| Brief |
In your copy, leave out the pictures and repeat the entries below exactly.

----------------------------------------

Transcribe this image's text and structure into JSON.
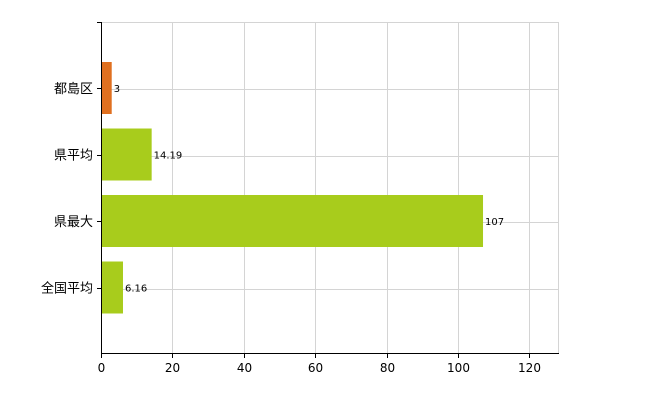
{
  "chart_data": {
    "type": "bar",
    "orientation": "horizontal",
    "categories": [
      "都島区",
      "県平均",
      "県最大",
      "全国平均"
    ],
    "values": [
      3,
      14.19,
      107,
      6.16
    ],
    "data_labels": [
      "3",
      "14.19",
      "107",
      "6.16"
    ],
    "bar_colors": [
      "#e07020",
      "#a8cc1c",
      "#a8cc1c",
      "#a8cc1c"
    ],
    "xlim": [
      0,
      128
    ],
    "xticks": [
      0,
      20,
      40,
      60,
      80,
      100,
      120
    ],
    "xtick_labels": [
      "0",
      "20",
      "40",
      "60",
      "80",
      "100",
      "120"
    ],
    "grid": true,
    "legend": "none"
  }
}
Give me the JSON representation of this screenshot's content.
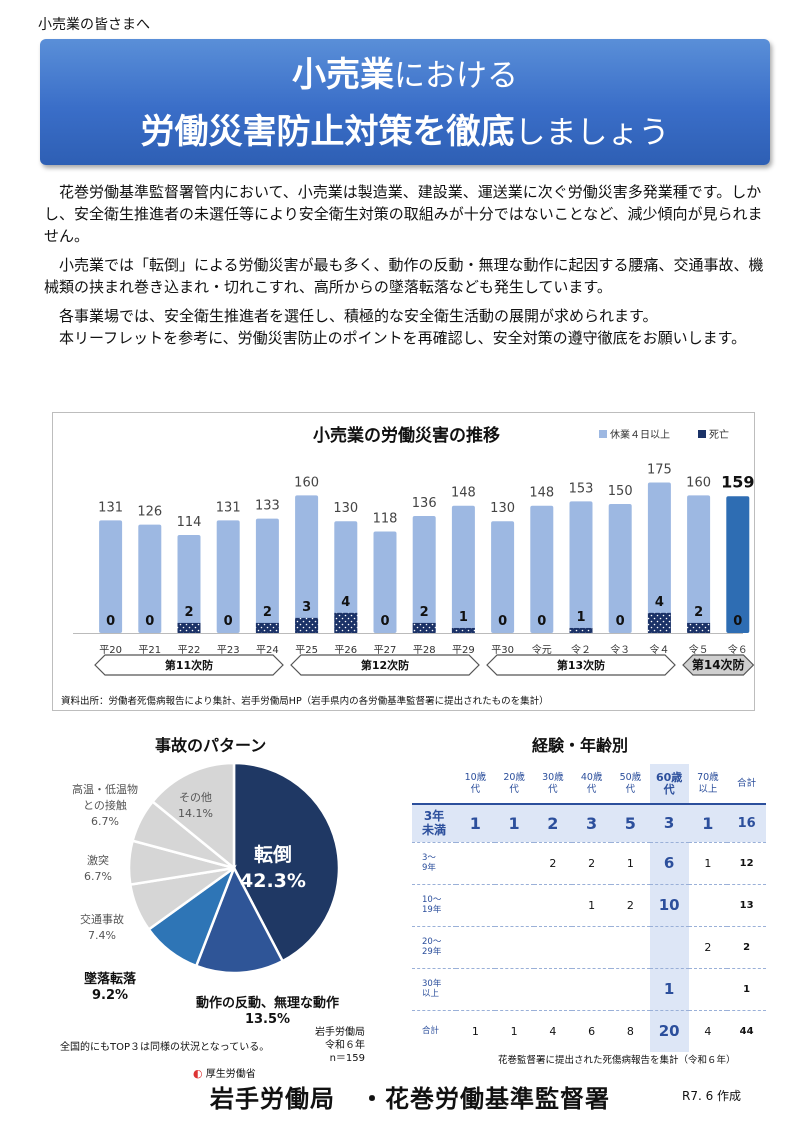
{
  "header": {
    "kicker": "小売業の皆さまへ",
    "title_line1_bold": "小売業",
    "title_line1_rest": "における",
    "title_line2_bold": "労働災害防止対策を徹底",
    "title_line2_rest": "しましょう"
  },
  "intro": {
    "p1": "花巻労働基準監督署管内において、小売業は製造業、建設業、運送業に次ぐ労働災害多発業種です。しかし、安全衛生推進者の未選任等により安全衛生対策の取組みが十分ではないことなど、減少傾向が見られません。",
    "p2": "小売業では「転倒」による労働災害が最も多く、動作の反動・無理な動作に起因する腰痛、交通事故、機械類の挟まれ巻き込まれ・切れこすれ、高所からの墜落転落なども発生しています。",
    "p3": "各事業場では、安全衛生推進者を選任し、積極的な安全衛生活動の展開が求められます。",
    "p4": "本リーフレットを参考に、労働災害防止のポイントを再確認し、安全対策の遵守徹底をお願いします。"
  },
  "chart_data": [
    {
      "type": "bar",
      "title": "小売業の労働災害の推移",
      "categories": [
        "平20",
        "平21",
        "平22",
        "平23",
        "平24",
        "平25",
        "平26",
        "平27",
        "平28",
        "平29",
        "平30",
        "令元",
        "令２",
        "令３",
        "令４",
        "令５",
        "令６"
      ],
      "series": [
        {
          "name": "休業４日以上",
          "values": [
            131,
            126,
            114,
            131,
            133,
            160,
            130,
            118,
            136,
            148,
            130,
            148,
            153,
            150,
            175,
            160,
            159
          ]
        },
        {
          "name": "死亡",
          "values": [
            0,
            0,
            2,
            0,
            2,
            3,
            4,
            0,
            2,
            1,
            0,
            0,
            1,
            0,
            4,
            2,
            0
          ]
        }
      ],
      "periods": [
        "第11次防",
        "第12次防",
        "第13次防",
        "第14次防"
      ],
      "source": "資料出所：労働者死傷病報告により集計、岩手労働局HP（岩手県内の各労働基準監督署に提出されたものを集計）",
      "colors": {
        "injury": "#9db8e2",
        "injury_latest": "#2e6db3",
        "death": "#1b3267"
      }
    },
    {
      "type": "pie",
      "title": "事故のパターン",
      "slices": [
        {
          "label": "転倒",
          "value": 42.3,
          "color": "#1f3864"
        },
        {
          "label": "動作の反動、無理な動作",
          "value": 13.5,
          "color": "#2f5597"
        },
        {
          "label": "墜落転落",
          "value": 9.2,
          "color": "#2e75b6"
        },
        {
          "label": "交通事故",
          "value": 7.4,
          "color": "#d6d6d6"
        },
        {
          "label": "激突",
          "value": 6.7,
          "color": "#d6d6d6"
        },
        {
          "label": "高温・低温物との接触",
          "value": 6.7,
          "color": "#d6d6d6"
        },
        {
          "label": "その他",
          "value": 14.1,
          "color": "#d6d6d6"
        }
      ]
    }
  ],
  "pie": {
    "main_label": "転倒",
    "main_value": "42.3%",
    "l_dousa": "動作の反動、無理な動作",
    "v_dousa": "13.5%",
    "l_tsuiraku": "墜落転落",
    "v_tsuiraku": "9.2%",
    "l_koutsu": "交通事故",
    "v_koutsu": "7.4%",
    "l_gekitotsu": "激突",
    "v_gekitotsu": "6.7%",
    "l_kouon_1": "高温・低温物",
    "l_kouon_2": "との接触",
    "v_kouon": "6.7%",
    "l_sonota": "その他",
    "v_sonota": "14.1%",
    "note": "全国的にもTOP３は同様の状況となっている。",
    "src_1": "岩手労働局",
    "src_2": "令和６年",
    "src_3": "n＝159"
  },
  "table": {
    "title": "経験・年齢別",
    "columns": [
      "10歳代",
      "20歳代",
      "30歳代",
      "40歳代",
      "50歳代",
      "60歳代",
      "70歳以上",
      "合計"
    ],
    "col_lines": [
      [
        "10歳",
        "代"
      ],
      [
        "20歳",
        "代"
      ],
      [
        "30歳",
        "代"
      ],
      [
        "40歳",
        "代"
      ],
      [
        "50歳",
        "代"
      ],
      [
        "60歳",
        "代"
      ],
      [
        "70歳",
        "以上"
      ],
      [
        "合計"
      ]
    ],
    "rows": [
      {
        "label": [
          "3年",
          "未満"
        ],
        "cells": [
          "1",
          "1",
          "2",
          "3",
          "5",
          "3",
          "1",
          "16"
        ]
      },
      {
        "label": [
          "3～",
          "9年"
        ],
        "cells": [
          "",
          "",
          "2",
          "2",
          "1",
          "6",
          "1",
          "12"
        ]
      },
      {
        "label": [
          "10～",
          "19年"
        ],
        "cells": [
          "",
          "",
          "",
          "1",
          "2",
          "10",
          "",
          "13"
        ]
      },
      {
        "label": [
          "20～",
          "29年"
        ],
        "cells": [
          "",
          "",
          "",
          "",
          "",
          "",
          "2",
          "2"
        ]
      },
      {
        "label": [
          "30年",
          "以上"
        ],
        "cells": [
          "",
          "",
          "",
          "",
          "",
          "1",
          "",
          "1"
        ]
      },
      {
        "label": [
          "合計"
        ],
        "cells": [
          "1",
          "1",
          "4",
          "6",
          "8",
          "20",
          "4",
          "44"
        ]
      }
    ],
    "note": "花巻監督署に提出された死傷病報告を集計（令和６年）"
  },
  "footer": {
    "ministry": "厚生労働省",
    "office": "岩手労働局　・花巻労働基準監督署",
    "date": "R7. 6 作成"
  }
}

----------------------------------------

| Reply to the task |
Transcribe this image's text and structure into JSON.
{
  "chart_data": {
    "type": "bar",
    "orientation": "horizontal",
    "categories": [
      "都島区",
      "県平均",
      "県最大",
      "全国平均"
    ],
    "values": [
      3,
      14.19,
      107,
      6.16
    ],
    "data_labels": [
      "3",
      "14.19",
      "107",
      "6.16"
    ],
    "bar_colors": [
      "#e07020",
      "#a8cc1c",
      "#a8cc1c",
      "#a8cc1c"
    ],
    "xlim": [
      0,
      128
    ],
    "xticks": [
      0,
      20,
      40,
      60,
      80,
      100,
      120
    ],
    "xtick_labels": [
      "0",
      "20",
      "40",
      "60",
      "80",
      "100",
      "120"
    ],
    "grid": true,
    "legend": "none"
  }
}
Give me the JSON representation of this screenshot's content.
{
  "header": {
    "kicker": "小売業の皆さまへ",
    "title_line1_bold": "小売業",
    "title_line1_rest": "における",
    "title_line2_bold": "労働災害防止対策を徹底",
    "title_line2_rest": "しましょう"
  },
  "intro": {
    "p1": "花巻労働基準監督署管内において、小売業は製造業、建設業、運送業に次ぐ労働災害多発業種です。しかし、安全衛生推進者の未選任等により安全衛生対策の取組みが十分ではないことなど、減少傾向が見られません。",
    "p2": "小売業では「転倒」による労働災害が最も多く、動作の反動・無理な動作に起因する腰痛、交通事故、機械類の挟まれ巻き込まれ・切れこすれ、高所からの墜落転落なども発生しています。",
    "p3": "各事業場では、安全衛生推進者を選任し、積極的な安全衛生活動の展開が求められます。",
    "p4": "本リーフレットを参考に、労働災害防止のポイントを再確認し、安全対策の遵守徹底をお願いします。"
  },
  "chart_data": [
    {
      "type": "bar",
      "title": "小売業の労働災害の推移",
      "categories": [
        "平20",
        "平21",
        "平22",
        "平23",
        "平24",
        "平25",
        "平26",
        "平27",
        "平28",
        "平29",
        "平30",
        "令元",
        "令２",
        "令３",
        "令４",
        "令５",
        "令６"
      ],
      "series": [
        {
          "name": "休業４日以上",
          "values": [
            131,
            126,
            114,
            131,
            133,
            160,
            130,
            118,
            136,
            148,
            130,
            148,
            153,
            150,
            175,
            160,
            159
          ]
        },
        {
          "name": "死亡",
          "values": [
            0,
            0,
            2,
            0,
            2,
            3,
            4,
            0,
            2,
            1,
            0,
            0,
            1,
            0,
            4,
            2,
            0
          ]
        }
      ],
      "periods": [
        "第11次防",
        "第12次防",
        "第13次防",
        "第14次防"
      ],
      "source": "資料出所：労働者死傷病報告により集計、岩手労働局HP（岩手県内の各労働基準監督署に提出されたものを集計）",
      "colors": {
        "injury": "#9db8e2",
        "injury_latest": "#2e6db3",
        "death": "#1b3267"
      }
    },
    {
      "type": "pie",
      "title": "事故のパターン",
      "slices": [
        {
          "label": "転倒",
          "value": 42.3,
          "color": "#1f3864"
        },
        {
          "label": "動作の反動、無理な動作",
          "value": 13.5,
          "color": "#2f5597"
        },
        {
          "label": "墜落転落",
          "value": 9.2,
          "color": "#2e75b6"
        },
        {
          "label": "交通事故",
          "value": 7.4,
          "color": "#d6d6d6"
        },
        {
          "label": "激突",
          "value": 6.7,
          "color": "#d6d6d6"
        },
        {
          "label": "高温・低温物との接触",
          "value": 6.7,
          "color": "#d6d6d6"
        },
        {
          "label": "その他",
          "value": 14.1,
          "color": "#d6d6d6"
        }
      ]
    }
  ],
  "pie": {
    "main_label": "転倒",
    "main_value": "42.3%",
    "l_dousa": "動作の反動、無理な動作",
    "v_dousa": "13.5%",
    "l_tsuiraku": "墜落転落",
    "v_tsuiraku": "9.2%",
    "l_koutsu": "交通事故",
    "v_koutsu": "7.4%",
    "l_gekitotsu": "激突",
    "v_gekitotsu": "6.7%",
    "l_kouon_1": "高温・低温物",
    "l_kouon_2": "との接触",
    "v_kouon": "6.7%",
    "l_sonota": "その他",
    "v_sonota": "14.1%",
    "note": "全国的にもTOP３は同様の状況となっている。",
    "src_1": "岩手労働局",
    "src_2": "令和６年",
    "src_3": "n＝159"
  },
  "table": {
    "title": "経験・年齢別",
    "columns": [
      "10歳代",
      "20歳代",
      "30歳代",
      "40歳代",
      "50歳代",
      "60歳代",
      "70歳以上",
      "合計"
    ],
    "col_lines": [
      [
        "10歳",
        "代"
      ],
      [
        "20歳",
        "代"
      ],
      [
        "30歳",
        "代"
      ],
      [
        "40歳",
        "代"
      ],
      [
        "50歳",
        "代"
      ],
      [
        "60歳",
        "代"
      ],
      [
        "70歳",
        "以上"
      ],
      [
        "合計"
      ]
    ],
    "rows": [
      {
        "label": [
          "3年",
          "未満"
        ],
        "cells": [
          "1",
          "1",
          "2",
          "3",
          "5",
          "3",
          "1",
          "16"
        ]
      },
      {
        "label": [
          "3～",
          "9年"
        ],
        "cells": [
          "",
          "",
          "2",
          "2",
          "1",
          "6",
          "1",
          "12"
        ]
      },
      {
        "label": [
          "10～",
          "19年"
        ],
        "cells": [
          "",
          "",
          "",
          "1",
          "2",
          "10",
          "",
          "13"
        ]
      },
      {
        "label": [
          "20～",
          "29年"
        ],
        "cells": [
          "",
          "",
          "",
          "",
          "",
          "",
          "2",
          "2"
        ]
      },
      {
        "label": [
          "30年",
          "以上"
        ],
        "cells": [
          "",
          "",
          "",
          "",
          "",
          "1",
          "",
          "1"
        ]
      },
      {
        "label": [
          "合計"
        ],
        "cells": [
          "1",
          "1",
          "4",
          "6",
          "8",
          "20",
          "4",
          "44"
        ]
      }
    ],
    "note": "花巻監督署に提出された死傷病報告を集計（令和６年）"
  },
  "footer": {
    "ministry": "厚生労働省",
    "office": "岩手労働局　・花巻労働基準監督署",
    "date": "R7. 6 作成"
  }
}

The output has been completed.